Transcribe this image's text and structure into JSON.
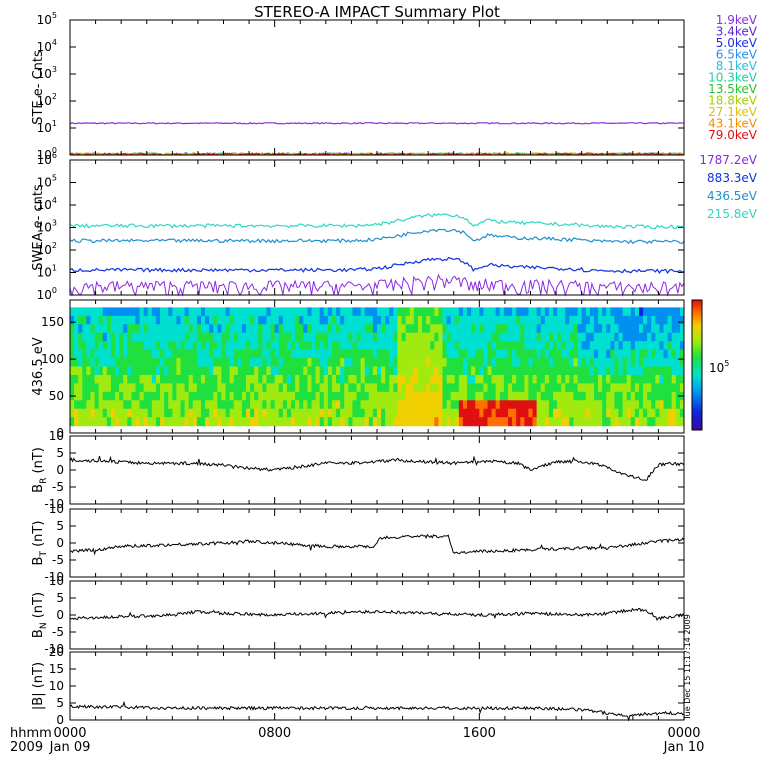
{
  "title": "STEREO-A IMPACT Summary Plot",
  "footer": {
    "hhmm_label": "hhmm",
    "year_label": "2009",
    "x_ticks": [
      "0000",
      "0800",
      "1600",
      "0000"
    ],
    "x_dates": [
      "Jan 09",
      "",
      "",
      "Jan 10"
    ],
    "x_minor_ticks_per_major": 8
  },
  "timestamp": "Tue Dec 15 11:17:14 2009",
  "colorbar": {
    "label": "10",
    "label_exp": "5",
    "colors": [
      "#3a0aa0",
      "#1024e0",
      "#0090f0",
      "#00e0d0",
      "#20e040",
      "#a0ea10",
      "#f0d000",
      "#ff7000",
      "#e01010"
    ]
  },
  "chart_data": [
    {
      "type": "line",
      "panel": "ste",
      "ylabel": "STE e- Cnts",
      "yscale": "log",
      "ylim": [
        1,
        100000
      ],
      "yticks": [
        {
          "base": "10",
          "exp": "0"
        },
        {
          "base": "10",
          "exp": "1"
        },
        {
          "base": "10",
          "exp": "2"
        },
        {
          "base": "10",
          "exp": "3"
        },
        {
          "base": "10",
          "exp": "4"
        },
        {
          "base": "10",
          "exp": "5"
        }
      ],
      "series": [
        {
          "name": "1.9keV",
          "color": "#8a2be2",
          "level": 15
        },
        {
          "name": "3.4keV",
          "color": "#5a2ad0",
          "level": 1
        },
        {
          "name": "5.0keV",
          "color": "#2030e0",
          "level": 1
        },
        {
          "name": "6.5keV",
          "color": "#1e90ff",
          "level": 1
        },
        {
          "name": "8.1keV",
          "color": "#20c0e0",
          "level": 1
        },
        {
          "name": "10.3keV",
          "color": "#20d0a0",
          "level": 1
        },
        {
          "name": "13.5keV",
          "color": "#30c030",
          "level": 1
        },
        {
          "name": "18.8keV",
          "color": "#a0d000",
          "level": 1
        },
        {
          "name": "27.1keV",
          "color": "#e0c000",
          "level": 1
        },
        {
          "name": "43.1keV",
          "color": "#f09000",
          "level": 1
        },
        {
          "name": "79.0keV",
          "color": "#e01010",
          "level": 1
        }
      ]
    },
    {
      "type": "line",
      "panel": "swea",
      "ylabel": "SWEA e- cnts",
      "yscale": "log",
      "ylim": [
        1,
        1000000
      ],
      "yticks": [
        {
          "base": "10",
          "exp": "0"
        },
        {
          "base": "10",
          "exp": "1"
        },
        {
          "base": "10",
          "exp": "2"
        },
        {
          "base": "10",
          "exp": "3"
        },
        {
          "base": "10",
          "exp": "4"
        },
        {
          "base": "10",
          "exp": "5"
        },
        {
          "base": "10",
          "exp": "6"
        }
      ],
      "series": [
        {
          "name": "1787.2eV",
          "color": "#8a2be2",
          "level": 2.5,
          "bump": 0.2
        },
        {
          "name": "883.3eV",
          "color": "#1030e0",
          "level": 13,
          "bump": 0.5
        },
        {
          "name": "436.5eV",
          "color": "#1e90d0",
          "level": 260,
          "bump": 0.5
        },
        {
          "name": "215.8eV",
          "color": "#30d8c0",
          "level": 1200,
          "bump": 0.5
        }
      ]
    },
    {
      "type": "heatmap",
      "panel": "pad",
      "ylabel": "436.5 eV",
      "ylim": [
        0,
        180
      ],
      "yticks": [
        "0",
        "50",
        "100",
        "150"
      ]
    },
    {
      "type": "line",
      "panel": "br",
      "ylabel": "B",
      "ylabel_sub": "R",
      "ylabel_unit": "(nT)",
      "ylim": [
        -10,
        10
      ],
      "yticks": [
        "-10",
        "-5",
        "0",
        "5",
        "10"
      ],
      "x": [
        0,
        1.5,
        3,
        4.5,
        6,
        7,
        8,
        9,
        10,
        11,
        12,
        12.8,
        13.5,
        15,
        16.5,
        17.5,
        18,
        19,
        20,
        21,
        21.5,
        22,
        22.5,
        23,
        23.5,
        24
      ],
      "y": [
        3,
        2.5,
        2,
        2,
        1.5,
        0.5,
        0,
        1,
        2,
        2,
        2.5,
        3,
        2.5,
        2,
        2.5,
        2,
        0,
        2.5,
        2.5,
        1,
        -1,
        -2,
        -3,
        1.5,
        2,
        1.5
      ]
    },
    {
      "type": "line",
      "panel": "bt",
      "ylabel": "B",
      "ylabel_sub": "T",
      "ylabel_unit": "(nT)",
      "ylim": [
        -10,
        10
      ],
      "yticks": [
        "-10",
        "-5",
        "0",
        "5",
        "10"
      ],
      "x": [
        0,
        1,
        2,
        4,
        6,
        7,
        8,
        10,
        11.9,
        12.1,
        14,
        14.8,
        15,
        16,
        18,
        20,
        21,
        22,
        23,
        24
      ],
      "y": [
        -2.5,
        -2,
        -1,
        -0.5,
        0,
        0.5,
        0,
        -1,
        -1,
        1.5,
        2,
        2,
        -3,
        -2.5,
        -2,
        -1.5,
        -1.5,
        -0.5,
        0.5,
        1
      ]
    },
    {
      "type": "line",
      "panel": "bn",
      "ylabel": "B",
      "ylabel_sub": "N",
      "ylabel_unit": "(nT)",
      "ylim": [
        -10,
        10
      ],
      "yticks": [
        "-10",
        "-5",
        "0",
        "5",
        "10"
      ],
      "x": [
        0,
        2,
        4,
        5,
        6,
        8,
        10,
        12,
        14,
        16,
        18,
        20,
        21,
        22,
        22.5,
        23,
        24
      ],
      "y": [
        -1,
        -0.5,
        0,
        1,
        0.5,
        0,
        0.5,
        1,
        0.5,
        0,
        0.5,
        0,
        0.5,
        1.5,
        1.5,
        -1,
        0
      ]
    },
    {
      "type": "line",
      "panel": "bmag",
      "ylabel": "|B| (nT)",
      "ylim": [
        0,
        20
      ],
      "yticks": [
        "0",
        "5",
        "10",
        "15",
        "20"
      ],
      "x": [
        0,
        2,
        4,
        6,
        8,
        10,
        12,
        14,
        16,
        18,
        20,
        21,
        21.5,
        22,
        23,
        24
      ],
      "y": [
        4,
        3.8,
        3.5,
        3.5,
        3.5,
        3.5,
        3.5,
        3.5,
        3.5,
        3.5,
        3,
        2,
        1.5,
        1.5,
        2,
        2
      ]
    }
  ]
}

━━━

→ WHAT IS ASKED
Reproduce the material above verbatim; omit every picture.

→ ANSWER FOR THIS EXERCISE
Transcribe this image's text and structure into JSON.
{
  "title": "STEREO-A IMPACT Summary Plot",
  "footer": {
    "hhmm_label": "hhmm",
    "year_label": "2009",
    "x_ticks": [
      "0000",
      "0800",
      "1600",
      "0000"
    ],
    "x_dates": [
      "Jan 09",
      "",
      "",
      "Jan 10"
    ],
    "x_minor_ticks_per_major": 8
  },
  "timestamp": "Tue Dec 15 11:17:14 2009",
  "colorbar": {
    "label": "10",
    "label_exp": "5",
    "colors": [
      "#3a0aa0",
      "#1024e0",
      "#0090f0",
      "#00e0d0",
      "#20e040",
      "#a0ea10",
      "#f0d000",
      "#ff7000",
      "#e01010"
    ]
  },
  "chart_data": [
    {
      "type": "line",
      "panel": "ste",
      "ylabel": "STE e- Cnts",
      "yscale": "log",
      "ylim": [
        1,
        100000
      ],
      "yticks": [
        {
          "base": "10",
          "exp": "0"
        },
        {
          "base": "10",
          "exp": "1"
        },
        {
          "base": "10",
          "exp": "2"
        },
        {
          "base": "10",
          "exp": "3"
        },
        {
          "base": "10",
          "exp": "4"
        },
        {
          "base": "10",
          "exp": "5"
        }
      ],
      "series": [
        {
          "name": "1.9keV",
          "color": "#8a2be2",
          "level": 15
        },
        {
          "name": "3.4keV",
          "color": "#5a2ad0",
          "level": 1
        },
        {
          "name": "5.0keV",
          "color": "#2030e0",
          "level": 1
        },
        {
          "name": "6.5keV",
          "color": "#1e90ff",
          "level": 1
        },
        {
          "name": "8.1keV",
          "color": "#20c0e0",
          "level": 1
        },
        {
          "name": "10.3keV",
          "color": "#20d0a0",
          "level": 1
        },
        {
          "name": "13.5keV",
          "color": "#30c030",
          "level": 1
        },
        {
          "name": "18.8keV",
          "color": "#a0d000",
          "level": 1
        },
        {
          "name": "27.1keV",
          "color": "#e0c000",
          "level": 1
        },
        {
          "name": "43.1keV",
          "color": "#f09000",
          "level": 1
        },
        {
          "name": "79.0keV",
          "color": "#e01010",
          "level": 1
        }
      ]
    },
    {
      "type": "line",
      "panel": "swea",
      "ylabel": "SWEA e- cnts",
      "yscale": "log",
      "ylim": [
        1,
        1000000
      ],
      "yticks": [
        {
          "base": "10",
          "exp": "0"
        },
        {
          "base": "10",
          "exp": "1"
        },
        {
          "base": "10",
          "exp": "2"
        },
        {
          "base": "10",
          "exp": "3"
        },
        {
          "base": "10",
          "exp": "4"
        },
        {
          "base": "10",
          "exp": "5"
        },
        {
          "base": "10",
          "exp": "6"
        }
      ],
      "series": [
        {
          "name": "1787.2eV",
          "color": "#8a2be2",
          "level": 2.5,
          "bump": 0.2
        },
        {
          "name": "883.3eV",
          "color": "#1030e0",
          "level": 13,
          "bump": 0.5
        },
        {
          "name": "436.5eV",
          "color": "#1e90d0",
          "level": 260,
          "bump": 0.5
        },
        {
          "name": "215.8eV",
          "color": "#30d8c0",
          "level": 1200,
          "bump": 0.5
        }
      ]
    },
    {
      "type": "heatmap",
      "panel": "pad",
      "ylabel": "436.5 eV",
      "ylim": [
        0,
        180
      ],
      "yticks": [
        "0",
        "50",
        "100",
        "150"
      ]
    },
    {
      "type": "line",
      "panel": "br",
      "ylabel": "B",
      "ylabel_sub": "R",
      "ylabel_unit": "(nT)",
      "ylim": [
        -10,
        10
      ],
      "yticks": [
        "-10",
        "-5",
        "0",
        "5",
        "10"
      ],
      "x": [
        0,
        1.5,
        3,
        4.5,
        6,
        7,
        8,
        9,
        10,
        11,
        12,
        12.8,
        13.5,
        15,
        16.5,
        17.5,
        18,
        19,
        20,
        21,
        21.5,
        22,
        22.5,
        23,
        23.5,
        24
      ],
      "y": [
        3,
        2.5,
        2,
        2,
        1.5,
        0.5,
        0,
        1,
        2,
        2,
        2.5,
        3,
        2.5,
        2,
        2.5,
        2,
        0,
        2.5,
        2.5,
        1,
        -1,
        -2,
        -3,
        1.5,
        2,
        1.5
      ]
    },
    {
      "type": "line",
      "panel": "bt",
      "ylabel": "B",
      "ylabel_sub": "T",
      "ylabel_unit": "(nT)",
      "ylim": [
        -10,
        10
      ],
      "yticks": [
        "-10",
        "-5",
        "0",
        "5",
        "10"
      ],
      "x": [
        0,
        1,
        2,
        4,
        6,
        7,
        8,
        10,
        11.9,
        12.1,
        14,
        14.8,
        15,
        16,
        18,
        20,
        21,
        22,
        23,
        24
      ],
      "y": [
        -2.5,
        -2,
        -1,
        -0.5,
        0,
        0.5,
        0,
        -1,
        -1,
        1.5,
        2,
        2,
        -3,
        -2.5,
        -2,
        -1.5,
        -1.5,
        -0.5,
        0.5,
        1
      ]
    },
    {
      "type": "line",
      "panel": "bn",
      "ylabel": "B",
      "ylabel_sub": "N",
      "ylabel_unit": "(nT)",
      "ylim": [
        -10,
        10
      ],
      "yticks": [
        "-10",
        "-5",
        "0",
        "5",
        "10"
      ],
      "x": [
        0,
        2,
        4,
        5,
        6,
        8,
        10,
        12,
        14,
        16,
        18,
        20,
        21,
        22,
        22.5,
        23,
        24
      ],
      "y": [
        -1,
        -0.5,
        0,
        1,
        0.5,
        0,
        0.5,
        1,
        0.5,
        0,
        0.5,
        0,
        0.5,
        1.5,
        1.5,
        -1,
        0
      ]
    },
    {
      "type": "line",
      "panel": "bmag",
      "ylabel": "|B| (nT)",
      "ylim": [
        0,
        20
      ],
      "yticks": [
        "0",
        "5",
        "10",
        "15",
        "20"
      ],
      "x": [
        0,
        2,
        4,
        6,
        8,
        10,
        12,
        14,
        16,
        18,
        20,
        21,
        21.5,
        22,
        23,
        24
      ],
      "y": [
        4,
        3.8,
        3.5,
        3.5,
        3.5,
        3.5,
        3.5,
        3.5,
        3.5,
        3.5,
        3,
        2,
        1.5,
        1.5,
        2,
        2
      ]
    }
  ]
}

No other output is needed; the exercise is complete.